Dataset records
——

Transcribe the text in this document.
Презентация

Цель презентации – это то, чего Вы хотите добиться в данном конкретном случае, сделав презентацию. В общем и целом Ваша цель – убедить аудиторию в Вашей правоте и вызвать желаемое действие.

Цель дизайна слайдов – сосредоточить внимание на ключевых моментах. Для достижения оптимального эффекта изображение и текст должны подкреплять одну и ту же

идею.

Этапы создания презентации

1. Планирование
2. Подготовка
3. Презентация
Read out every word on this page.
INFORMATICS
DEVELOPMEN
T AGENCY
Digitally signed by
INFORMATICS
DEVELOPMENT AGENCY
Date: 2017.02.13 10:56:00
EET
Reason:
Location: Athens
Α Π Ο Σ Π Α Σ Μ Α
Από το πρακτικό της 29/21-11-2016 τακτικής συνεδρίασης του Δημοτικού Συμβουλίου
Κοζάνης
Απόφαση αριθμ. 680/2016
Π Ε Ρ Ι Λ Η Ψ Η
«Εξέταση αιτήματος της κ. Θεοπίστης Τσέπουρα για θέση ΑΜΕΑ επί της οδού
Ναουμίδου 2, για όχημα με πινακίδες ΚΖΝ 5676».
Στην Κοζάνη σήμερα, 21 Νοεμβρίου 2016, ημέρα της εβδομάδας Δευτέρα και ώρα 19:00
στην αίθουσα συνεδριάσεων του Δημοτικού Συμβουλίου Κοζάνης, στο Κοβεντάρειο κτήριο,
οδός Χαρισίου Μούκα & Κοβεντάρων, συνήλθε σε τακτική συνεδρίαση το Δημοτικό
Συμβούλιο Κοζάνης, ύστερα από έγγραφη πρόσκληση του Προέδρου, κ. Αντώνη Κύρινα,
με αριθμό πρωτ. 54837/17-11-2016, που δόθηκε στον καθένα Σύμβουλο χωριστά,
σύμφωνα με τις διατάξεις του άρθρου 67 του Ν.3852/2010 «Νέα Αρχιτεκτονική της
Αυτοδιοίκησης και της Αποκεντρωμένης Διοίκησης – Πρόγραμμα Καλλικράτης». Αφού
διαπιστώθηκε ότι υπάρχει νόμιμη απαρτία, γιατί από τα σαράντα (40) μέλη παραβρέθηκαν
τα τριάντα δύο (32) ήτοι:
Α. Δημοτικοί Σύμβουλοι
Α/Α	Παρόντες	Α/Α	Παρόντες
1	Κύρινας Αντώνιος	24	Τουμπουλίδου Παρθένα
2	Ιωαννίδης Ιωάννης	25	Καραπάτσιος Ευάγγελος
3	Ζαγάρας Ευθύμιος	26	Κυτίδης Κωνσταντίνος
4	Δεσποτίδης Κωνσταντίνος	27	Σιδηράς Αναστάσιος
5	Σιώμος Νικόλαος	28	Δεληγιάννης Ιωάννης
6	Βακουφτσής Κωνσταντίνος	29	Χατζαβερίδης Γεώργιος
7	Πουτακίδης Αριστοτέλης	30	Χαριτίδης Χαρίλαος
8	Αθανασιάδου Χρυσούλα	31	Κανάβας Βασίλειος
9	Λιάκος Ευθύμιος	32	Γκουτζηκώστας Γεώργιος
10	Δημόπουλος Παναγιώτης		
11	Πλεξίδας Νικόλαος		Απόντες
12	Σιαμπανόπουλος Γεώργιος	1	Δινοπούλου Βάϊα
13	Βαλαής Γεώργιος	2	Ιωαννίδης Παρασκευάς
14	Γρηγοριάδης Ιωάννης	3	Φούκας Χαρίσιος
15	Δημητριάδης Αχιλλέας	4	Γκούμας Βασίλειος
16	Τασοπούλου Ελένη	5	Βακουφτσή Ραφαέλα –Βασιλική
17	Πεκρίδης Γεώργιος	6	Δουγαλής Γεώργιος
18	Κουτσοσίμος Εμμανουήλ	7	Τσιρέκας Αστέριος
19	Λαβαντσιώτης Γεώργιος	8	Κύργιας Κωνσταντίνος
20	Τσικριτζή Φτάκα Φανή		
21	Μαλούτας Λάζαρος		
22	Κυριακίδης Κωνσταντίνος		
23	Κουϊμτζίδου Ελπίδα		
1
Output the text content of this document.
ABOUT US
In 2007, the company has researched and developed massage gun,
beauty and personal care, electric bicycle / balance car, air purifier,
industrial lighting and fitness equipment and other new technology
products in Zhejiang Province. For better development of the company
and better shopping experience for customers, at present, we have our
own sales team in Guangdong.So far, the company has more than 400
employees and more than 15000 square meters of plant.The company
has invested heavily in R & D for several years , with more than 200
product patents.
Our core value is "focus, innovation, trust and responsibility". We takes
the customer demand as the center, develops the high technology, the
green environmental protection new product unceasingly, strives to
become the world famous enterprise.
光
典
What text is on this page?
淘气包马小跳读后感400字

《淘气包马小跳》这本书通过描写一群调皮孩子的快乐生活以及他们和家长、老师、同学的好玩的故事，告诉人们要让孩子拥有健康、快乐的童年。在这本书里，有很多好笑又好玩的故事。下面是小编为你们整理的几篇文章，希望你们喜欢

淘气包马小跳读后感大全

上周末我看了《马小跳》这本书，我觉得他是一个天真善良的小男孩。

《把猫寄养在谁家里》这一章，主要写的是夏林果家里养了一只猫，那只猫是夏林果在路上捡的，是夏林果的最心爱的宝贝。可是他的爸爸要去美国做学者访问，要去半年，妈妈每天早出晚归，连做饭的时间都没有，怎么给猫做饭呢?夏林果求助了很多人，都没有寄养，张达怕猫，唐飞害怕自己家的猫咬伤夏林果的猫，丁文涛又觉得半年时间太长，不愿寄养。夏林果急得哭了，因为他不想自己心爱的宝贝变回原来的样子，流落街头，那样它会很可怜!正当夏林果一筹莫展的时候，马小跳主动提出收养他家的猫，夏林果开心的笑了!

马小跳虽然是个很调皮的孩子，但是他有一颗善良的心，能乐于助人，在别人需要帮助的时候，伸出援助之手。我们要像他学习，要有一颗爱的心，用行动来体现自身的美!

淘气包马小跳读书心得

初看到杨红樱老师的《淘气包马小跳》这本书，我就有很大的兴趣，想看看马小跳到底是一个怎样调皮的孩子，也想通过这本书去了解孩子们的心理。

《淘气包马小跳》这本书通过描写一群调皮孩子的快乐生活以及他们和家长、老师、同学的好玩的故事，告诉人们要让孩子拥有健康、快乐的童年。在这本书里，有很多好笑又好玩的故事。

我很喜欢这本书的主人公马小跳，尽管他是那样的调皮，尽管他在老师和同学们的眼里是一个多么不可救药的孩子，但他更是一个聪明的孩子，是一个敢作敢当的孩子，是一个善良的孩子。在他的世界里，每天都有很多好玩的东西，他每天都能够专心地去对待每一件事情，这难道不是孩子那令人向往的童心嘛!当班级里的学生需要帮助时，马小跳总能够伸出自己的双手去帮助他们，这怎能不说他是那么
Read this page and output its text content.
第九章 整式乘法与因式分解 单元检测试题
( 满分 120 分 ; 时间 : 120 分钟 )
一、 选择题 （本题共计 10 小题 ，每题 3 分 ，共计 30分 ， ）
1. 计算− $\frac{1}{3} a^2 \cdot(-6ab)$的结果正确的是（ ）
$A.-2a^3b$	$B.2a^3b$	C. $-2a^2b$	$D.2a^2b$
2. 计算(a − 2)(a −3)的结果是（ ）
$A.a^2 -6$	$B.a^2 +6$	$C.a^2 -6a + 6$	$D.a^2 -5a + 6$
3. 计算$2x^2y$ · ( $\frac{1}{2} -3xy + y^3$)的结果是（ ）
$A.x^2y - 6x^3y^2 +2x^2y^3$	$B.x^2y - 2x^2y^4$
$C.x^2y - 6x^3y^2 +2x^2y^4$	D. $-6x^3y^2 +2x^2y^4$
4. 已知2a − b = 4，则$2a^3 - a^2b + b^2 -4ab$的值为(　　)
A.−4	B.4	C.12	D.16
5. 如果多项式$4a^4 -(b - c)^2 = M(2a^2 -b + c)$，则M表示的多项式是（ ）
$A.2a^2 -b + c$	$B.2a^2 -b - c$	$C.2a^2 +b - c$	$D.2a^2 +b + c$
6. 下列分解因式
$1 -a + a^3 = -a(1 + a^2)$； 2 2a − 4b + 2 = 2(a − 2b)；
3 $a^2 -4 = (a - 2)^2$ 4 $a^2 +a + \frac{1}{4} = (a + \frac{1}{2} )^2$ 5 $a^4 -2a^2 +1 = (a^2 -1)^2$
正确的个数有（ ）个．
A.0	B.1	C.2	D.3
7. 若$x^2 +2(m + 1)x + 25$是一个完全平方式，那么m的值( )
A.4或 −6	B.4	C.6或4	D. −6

——

GIVEN TASK — Copy each line of the entries that includes the word "technology".

THE ANSWER —
industrial lighting and fitness equipment and other new technology
the customer demand as the center, develops the high technology, the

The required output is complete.